> _GIVEN TASK_:
Check each line of the listing, and copy it if it contains the word "JSON".

> _RECORD LIST_:
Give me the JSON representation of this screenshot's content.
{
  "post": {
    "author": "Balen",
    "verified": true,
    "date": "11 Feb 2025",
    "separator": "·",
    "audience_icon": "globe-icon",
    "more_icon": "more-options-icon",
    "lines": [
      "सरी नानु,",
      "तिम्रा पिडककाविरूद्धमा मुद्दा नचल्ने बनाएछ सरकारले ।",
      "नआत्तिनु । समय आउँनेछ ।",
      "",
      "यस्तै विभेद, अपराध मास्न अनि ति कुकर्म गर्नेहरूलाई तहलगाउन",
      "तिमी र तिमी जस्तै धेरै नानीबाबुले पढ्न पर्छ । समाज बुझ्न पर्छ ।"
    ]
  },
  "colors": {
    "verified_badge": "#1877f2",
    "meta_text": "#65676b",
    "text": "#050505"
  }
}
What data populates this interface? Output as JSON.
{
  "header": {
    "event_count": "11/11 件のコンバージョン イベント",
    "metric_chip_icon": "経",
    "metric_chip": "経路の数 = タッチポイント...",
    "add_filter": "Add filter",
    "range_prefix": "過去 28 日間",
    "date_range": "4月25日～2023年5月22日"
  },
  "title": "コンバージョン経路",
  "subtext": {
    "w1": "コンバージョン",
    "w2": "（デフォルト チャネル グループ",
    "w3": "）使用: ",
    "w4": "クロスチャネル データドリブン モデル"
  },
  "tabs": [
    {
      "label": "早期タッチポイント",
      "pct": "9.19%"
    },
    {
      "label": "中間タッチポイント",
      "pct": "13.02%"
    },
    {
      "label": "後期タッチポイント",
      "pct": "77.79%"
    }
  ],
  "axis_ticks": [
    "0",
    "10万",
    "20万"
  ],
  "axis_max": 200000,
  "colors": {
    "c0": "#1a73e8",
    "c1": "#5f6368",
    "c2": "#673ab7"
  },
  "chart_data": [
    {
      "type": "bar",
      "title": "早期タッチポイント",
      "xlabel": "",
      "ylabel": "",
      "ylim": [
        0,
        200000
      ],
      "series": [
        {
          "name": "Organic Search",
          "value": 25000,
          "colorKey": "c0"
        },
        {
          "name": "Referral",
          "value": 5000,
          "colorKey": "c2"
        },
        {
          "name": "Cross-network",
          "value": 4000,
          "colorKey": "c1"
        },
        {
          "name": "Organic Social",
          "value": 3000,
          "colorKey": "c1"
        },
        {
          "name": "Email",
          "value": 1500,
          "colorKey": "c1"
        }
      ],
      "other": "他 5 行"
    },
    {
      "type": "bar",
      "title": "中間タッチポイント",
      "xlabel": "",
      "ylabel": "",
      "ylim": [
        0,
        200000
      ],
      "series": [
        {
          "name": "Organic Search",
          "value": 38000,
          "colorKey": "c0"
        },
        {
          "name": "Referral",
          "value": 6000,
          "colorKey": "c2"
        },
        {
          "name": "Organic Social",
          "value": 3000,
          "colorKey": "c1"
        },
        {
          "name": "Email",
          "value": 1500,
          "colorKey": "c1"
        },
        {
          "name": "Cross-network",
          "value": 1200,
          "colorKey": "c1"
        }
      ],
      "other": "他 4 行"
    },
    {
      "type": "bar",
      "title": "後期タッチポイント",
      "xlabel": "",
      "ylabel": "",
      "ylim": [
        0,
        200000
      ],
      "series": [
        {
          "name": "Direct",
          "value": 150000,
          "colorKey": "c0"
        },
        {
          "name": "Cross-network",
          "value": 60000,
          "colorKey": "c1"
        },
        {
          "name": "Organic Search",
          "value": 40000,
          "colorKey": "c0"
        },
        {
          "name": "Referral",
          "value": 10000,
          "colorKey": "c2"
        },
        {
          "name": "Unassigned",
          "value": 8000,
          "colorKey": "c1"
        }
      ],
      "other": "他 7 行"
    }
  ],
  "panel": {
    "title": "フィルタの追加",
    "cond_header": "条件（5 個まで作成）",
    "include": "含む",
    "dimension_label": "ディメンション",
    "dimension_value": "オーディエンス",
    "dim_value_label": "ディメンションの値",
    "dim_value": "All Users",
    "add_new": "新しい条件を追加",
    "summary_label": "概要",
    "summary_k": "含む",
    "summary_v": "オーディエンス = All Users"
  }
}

> _SOLUTION TO THE EXERCISE_:
Give me the JSON representation of this screenshot's content.
What data populates this interface? Output as JSON.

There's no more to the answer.